Entries taken from a collection:
====================

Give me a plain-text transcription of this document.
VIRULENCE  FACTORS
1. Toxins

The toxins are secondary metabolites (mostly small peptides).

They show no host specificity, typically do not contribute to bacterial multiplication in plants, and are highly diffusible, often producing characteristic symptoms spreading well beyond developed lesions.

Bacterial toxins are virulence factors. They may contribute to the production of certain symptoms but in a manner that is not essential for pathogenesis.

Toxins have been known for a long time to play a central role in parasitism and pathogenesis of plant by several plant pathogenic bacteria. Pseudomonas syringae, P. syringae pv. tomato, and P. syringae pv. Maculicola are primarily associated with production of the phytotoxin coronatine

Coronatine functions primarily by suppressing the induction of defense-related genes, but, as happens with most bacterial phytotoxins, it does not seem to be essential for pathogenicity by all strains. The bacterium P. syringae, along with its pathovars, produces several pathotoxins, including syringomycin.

====================

● **Activity**
Across all the entries above, count each line that has the word "production" in it, and give only the count.

● **Finished task**
2